Dataset excerpt:
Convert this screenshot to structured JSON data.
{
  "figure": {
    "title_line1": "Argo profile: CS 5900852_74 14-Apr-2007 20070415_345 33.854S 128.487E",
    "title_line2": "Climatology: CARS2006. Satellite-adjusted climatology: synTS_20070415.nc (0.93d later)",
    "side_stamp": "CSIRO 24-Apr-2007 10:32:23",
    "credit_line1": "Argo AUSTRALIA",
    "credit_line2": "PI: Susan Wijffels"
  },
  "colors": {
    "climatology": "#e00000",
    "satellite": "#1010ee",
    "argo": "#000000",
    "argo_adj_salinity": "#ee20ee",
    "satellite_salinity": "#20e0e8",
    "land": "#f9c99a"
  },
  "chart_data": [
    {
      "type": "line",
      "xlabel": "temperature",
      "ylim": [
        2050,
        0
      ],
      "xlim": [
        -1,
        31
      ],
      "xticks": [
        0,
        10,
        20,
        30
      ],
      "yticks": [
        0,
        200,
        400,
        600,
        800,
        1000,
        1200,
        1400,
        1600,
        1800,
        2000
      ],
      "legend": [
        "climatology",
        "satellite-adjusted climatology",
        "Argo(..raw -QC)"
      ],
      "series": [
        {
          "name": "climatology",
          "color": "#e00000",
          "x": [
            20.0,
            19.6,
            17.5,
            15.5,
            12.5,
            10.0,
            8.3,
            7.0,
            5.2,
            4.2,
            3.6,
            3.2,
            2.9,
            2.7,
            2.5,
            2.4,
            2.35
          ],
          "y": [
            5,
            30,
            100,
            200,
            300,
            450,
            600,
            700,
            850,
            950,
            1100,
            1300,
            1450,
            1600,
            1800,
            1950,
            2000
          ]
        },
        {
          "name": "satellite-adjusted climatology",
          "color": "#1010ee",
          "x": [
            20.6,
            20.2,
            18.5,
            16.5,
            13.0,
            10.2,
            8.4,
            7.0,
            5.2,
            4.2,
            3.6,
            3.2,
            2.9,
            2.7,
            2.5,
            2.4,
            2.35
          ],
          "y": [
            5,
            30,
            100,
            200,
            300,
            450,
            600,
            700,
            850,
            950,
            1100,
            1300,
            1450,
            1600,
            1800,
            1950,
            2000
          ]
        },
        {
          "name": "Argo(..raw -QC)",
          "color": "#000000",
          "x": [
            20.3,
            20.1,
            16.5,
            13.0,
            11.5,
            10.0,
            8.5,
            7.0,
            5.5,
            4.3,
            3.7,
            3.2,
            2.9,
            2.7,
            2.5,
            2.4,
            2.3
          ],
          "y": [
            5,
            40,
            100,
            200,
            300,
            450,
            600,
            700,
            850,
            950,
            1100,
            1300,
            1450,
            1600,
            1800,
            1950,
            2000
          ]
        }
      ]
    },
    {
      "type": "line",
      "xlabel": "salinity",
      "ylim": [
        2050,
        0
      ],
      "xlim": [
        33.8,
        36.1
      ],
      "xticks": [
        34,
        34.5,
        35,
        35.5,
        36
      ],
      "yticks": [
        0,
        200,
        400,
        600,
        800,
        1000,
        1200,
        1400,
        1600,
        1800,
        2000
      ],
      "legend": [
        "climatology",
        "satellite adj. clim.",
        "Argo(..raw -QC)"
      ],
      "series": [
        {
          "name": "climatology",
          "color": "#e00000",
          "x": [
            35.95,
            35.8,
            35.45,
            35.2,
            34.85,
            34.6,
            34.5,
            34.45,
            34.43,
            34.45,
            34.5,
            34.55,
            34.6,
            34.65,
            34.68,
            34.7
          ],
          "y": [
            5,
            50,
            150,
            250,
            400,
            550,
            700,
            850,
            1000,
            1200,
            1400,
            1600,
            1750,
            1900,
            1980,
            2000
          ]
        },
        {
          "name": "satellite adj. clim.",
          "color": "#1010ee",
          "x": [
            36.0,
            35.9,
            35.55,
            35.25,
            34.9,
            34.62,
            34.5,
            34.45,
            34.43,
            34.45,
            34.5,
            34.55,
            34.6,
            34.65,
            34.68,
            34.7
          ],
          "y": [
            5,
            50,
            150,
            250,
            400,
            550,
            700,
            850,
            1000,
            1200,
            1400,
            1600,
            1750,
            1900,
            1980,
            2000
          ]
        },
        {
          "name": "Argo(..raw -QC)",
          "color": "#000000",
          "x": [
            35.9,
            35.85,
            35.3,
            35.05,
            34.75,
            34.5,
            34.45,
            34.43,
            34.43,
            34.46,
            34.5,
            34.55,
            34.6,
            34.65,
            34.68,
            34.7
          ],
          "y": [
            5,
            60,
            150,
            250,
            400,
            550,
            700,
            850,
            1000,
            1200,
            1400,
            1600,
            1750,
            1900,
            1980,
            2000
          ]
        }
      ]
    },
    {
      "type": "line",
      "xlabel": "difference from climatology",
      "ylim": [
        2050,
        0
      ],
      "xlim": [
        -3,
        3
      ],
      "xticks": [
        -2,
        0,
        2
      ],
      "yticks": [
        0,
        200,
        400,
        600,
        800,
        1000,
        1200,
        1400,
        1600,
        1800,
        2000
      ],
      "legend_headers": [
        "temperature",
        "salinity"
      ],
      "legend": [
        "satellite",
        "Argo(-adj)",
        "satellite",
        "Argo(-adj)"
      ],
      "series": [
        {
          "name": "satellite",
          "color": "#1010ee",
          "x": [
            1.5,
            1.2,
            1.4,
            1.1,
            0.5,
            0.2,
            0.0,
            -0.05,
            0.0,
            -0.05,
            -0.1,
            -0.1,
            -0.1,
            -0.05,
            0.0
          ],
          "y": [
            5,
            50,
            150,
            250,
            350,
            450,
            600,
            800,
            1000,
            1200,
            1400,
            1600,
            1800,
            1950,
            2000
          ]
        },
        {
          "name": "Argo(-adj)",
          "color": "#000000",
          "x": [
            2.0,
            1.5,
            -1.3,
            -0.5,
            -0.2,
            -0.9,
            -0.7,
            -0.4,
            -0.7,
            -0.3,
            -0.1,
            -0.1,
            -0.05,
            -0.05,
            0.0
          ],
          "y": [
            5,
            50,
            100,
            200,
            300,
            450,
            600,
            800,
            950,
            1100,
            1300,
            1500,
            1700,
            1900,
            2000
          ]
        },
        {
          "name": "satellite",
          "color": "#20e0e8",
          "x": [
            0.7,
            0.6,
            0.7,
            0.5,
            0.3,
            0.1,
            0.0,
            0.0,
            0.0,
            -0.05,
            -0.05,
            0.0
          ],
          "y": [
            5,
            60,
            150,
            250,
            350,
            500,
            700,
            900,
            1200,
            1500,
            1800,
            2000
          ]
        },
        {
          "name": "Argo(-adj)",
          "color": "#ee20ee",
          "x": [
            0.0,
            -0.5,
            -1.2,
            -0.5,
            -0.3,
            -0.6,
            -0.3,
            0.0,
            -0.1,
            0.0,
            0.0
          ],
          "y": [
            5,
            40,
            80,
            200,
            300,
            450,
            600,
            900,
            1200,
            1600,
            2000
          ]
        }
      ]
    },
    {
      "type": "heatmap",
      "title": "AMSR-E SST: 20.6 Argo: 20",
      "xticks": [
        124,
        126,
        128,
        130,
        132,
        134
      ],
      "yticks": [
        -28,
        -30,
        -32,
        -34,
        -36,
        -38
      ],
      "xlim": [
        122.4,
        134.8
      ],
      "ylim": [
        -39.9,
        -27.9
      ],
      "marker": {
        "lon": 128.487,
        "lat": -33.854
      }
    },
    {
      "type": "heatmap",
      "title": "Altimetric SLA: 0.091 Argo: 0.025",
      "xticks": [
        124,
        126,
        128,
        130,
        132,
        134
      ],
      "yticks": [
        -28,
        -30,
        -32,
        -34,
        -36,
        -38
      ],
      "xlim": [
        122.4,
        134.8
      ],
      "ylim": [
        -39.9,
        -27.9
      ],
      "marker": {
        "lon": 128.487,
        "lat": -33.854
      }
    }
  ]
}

▶ TASK REQUIREMENTS
Filter for "climatology". Return all lines that hold it.

▶ REPLY TO THE EXERCISE
    "title_line2": "Climatology: CARS2006. Satellite-adjusted climatology: synTS_20070415.nc (0.93d later)",
    "climatology": "#e00000",
        "climatology",
        "satellite-adjusted climatology",
          "name": "climatology",
          "name": "satellite-adjusted climatology",
        "climatology",
          "name": "climatology",
      "xlabel": "difference from climatology",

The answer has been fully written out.